>> begin

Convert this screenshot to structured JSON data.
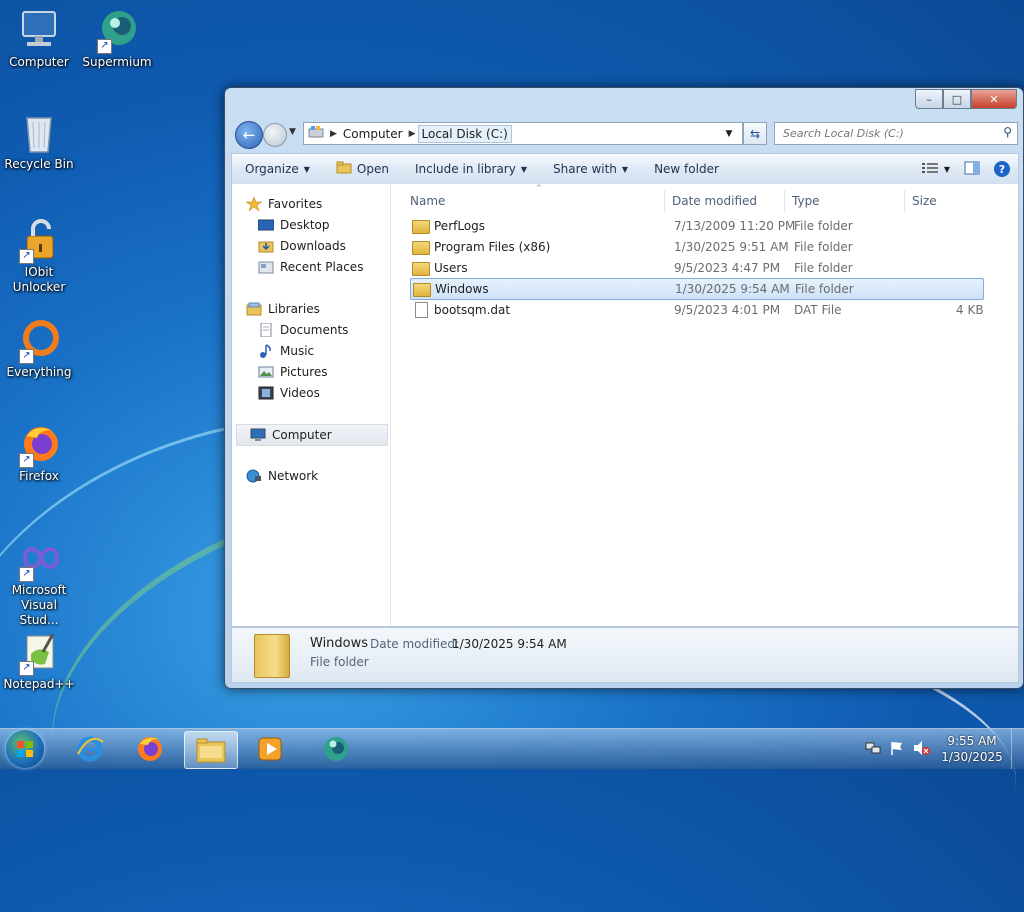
{
  "desktop": {
    "icons": [
      {
        "label": "Computer",
        "icon": "computer-icon"
      },
      {
        "label": "Supermium",
        "icon": "supermium-icon"
      },
      {
        "label": "Recycle Bin",
        "icon": "recycle-bin-icon"
      },
      {
        "label": "IObit Unlocker",
        "icon": "iobit-unlocker-icon"
      },
      {
        "label": "Everything",
        "icon": "everything-icon"
      },
      {
        "label": "Firefox",
        "icon": "firefox-icon"
      },
      {
        "label": "Microsoft Visual Stud...",
        "icon": "visual-studio-icon"
      },
      {
        "label": "Notepad++",
        "icon": "notepadpp-icon"
      }
    ]
  },
  "window": {
    "caption_buttons": {
      "minimize": "–",
      "maximize": "□",
      "close": "✕"
    },
    "address": {
      "crumbs": [
        "Computer",
        "Local Disk (C:)"
      ]
    },
    "search": {
      "placeholder": "Search Local Disk (C:)"
    },
    "toolbar": {
      "organize": "Organize",
      "open": "Open",
      "include_in_library": "Include in library",
      "share_with": "Share with",
      "new_folder": "New folder"
    },
    "nav": {
      "favorites": "Favorites",
      "desktop": "Desktop",
      "downloads": "Downloads",
      "recent_places": "Recent Places",
      "libraries": "Libraries",
      "documents": "Documents",
      "music": "Music",
      "pictures": "Pictures",
      "videos": "Videos",
      "computer": "Computer",
      "network": "Network"
    },
    "columns": {
      "name": "Name",
      "date": "Date modified",
      "type": "Type",
      "size": "Size"
    },
    "files": [
      {
        "name": "PerfLogs",
        "date": "7/13/2009 11:20 PM",
        "type": "File folder",
        "size": "",
        "kind": "folder"
      },
      {
        "name": "Program Files (x86)",
        "date": "1/30/2025 9:51 AM",
        "type": "File folder",
        "size": "",
        "kind": "folder"
      },
      {
        "name": "Users",
        "date": "9/5/2023 4:47 PM",
        "type": "File folder",
        "size": "",
        "kind": "folder"
      },
      {
        "name": "Windows",
        "date": "1/30/2025 9:54 AM",
        "type": "File folder",
        "size": "",
        "kind": "folder",
        "selected": true
      },
      {
        "name": "bootsqm.dat",
        "date": "9/5/2023 4:01 PM",
        "type": "DAT File",
        "size": "4 KB",
        "kind": "file"
      }
    ],
    "details": {
      "name": "Windows",
      "date_label": "Date modified:",
      "date_value": "1/30/2025 9:54 AM",
      "type": "File folder"
    }
  },
  "taskbar": {
    "items": [
      "internet-explorer-icon",
      "firefox-icon",
      "file-explorer-icon",
      "media-player-icon",
      "supermium-icon"
    ],
    "clock": {
      "time": "9:55 AM",
      "date": "1/30/2025"
    }
  },
  "colors": {
    "selection": "#cde2f8",
    "accent": "#1e63c7"
  }
}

>> end

Short exercise: Using the material above, return every line exactly as it appears, minus the pictures.

Finished answer:
Convert this screenshot to structured JSON data.
{
  "desktop": {
    "icons": [
      {
        "label": "Computer",
        "icon": "computer-icon"
      },
      {
        "label": "Supermium",
        "icon": "supermium-icon"
      },
      {
        "label": "Recycle Bin",
        "icon": "recycle-bin-icon"
      },
      {
        "label": "IObit Unlocker",
        "icon": "iobit-unlocker-icon"
      },
      {
        "label": "Everything",
        "icon": "everything-icon"
      },
      {
        "label": "Firefox",
        "icon": "firefox-icon"
      },
      {
        "label": "Microsoft Visual Stud...",
        "icon": "visual-studio-icon"
      },
      {
        "label": "Notepad++",
        "icon": "notepadpp-icon"
      }
    ]
  },
  "window": {
    "caption_buttons": {
      "minimize": "–",
      "maximize": "□",
      "close": "✕"
    },
    "address": {
      "crumbs": [
        "Computer",
        "Local Disk (C:)"
      ]
    },
    "search": {
      "placeholder": "Search Local Disk (C:)"
    },
    "toolbar": {
      "organize": "Organize",
      "open": "Open",
      "include_in_library": "Include in library",
      "share_with": "Share with",
      "new_folder": "New folder"
    },
    "nav": {
      "favorites": "Favorites",
      "desktop": "Desktop",
      "downloads": "Downloads",
      "recent_places": "Recent Places",
      "libraries": "Libraries",
      "documents": "Documents",
      "music": "Music",
      "pictures": "Pictures",
      "videos": "Videos",
      "computer": "Computer",
      "network": "Network"
    },
    "columns": {
      "name": "Name",
      "date": "Date modified",
      "type": "Type",
      "size": "Size"
    },
    "files": [
      {
        "name": "PerfLogs",
        "date": "7/13/2009 11:20 PM",
        "type": "File folder",
        "size": "",
        "kind": "folder"
      },
      {
        "name": "Program Files (x86)",
        "date": "1/30/2025 9:51 AM",
        "type": "File folder",
        "size": "",
        "kind": "folder"
      },
      {
        "name": "Users",
        "date": "9/5/2023 4:47 PM",
        "type": "File folder",
        "size": "",
        "kind": "folder"
      },
      {
        "name": "Windows",
        "date": "1/30/2025 9:54 AM",
        "type": "File folder",
        "size": "",
        "kind": "folder",
        "selected": true
      },
      {
        "name": "bootsqm.dat",
        "date": "9/5/2023 4:01 PM",
        "type": "DAT File",
        "size": "4 KB",
        "kind": "file"
      }
    ],
    "details": {
      "name": "Windows",
      "date_label": "Date modified:",
      "date_value": "1/30/2025 9:54 AM",
      "type": "File folder"
    }
  },
  "taskbar": {
    "items": [
      "internet-explorer-icon",
      "firefox-icon",
      "file-explorer-icon",
      "media-player-icon",
      "supermium-icon"
    ],
    "clock": {
      "time": "9:55 AM",
      "date": "1/30/2025"
    }
  },
  "colors": {
    "selection": "#cde2f8",
    "accent": "#1e63c7"
  }
}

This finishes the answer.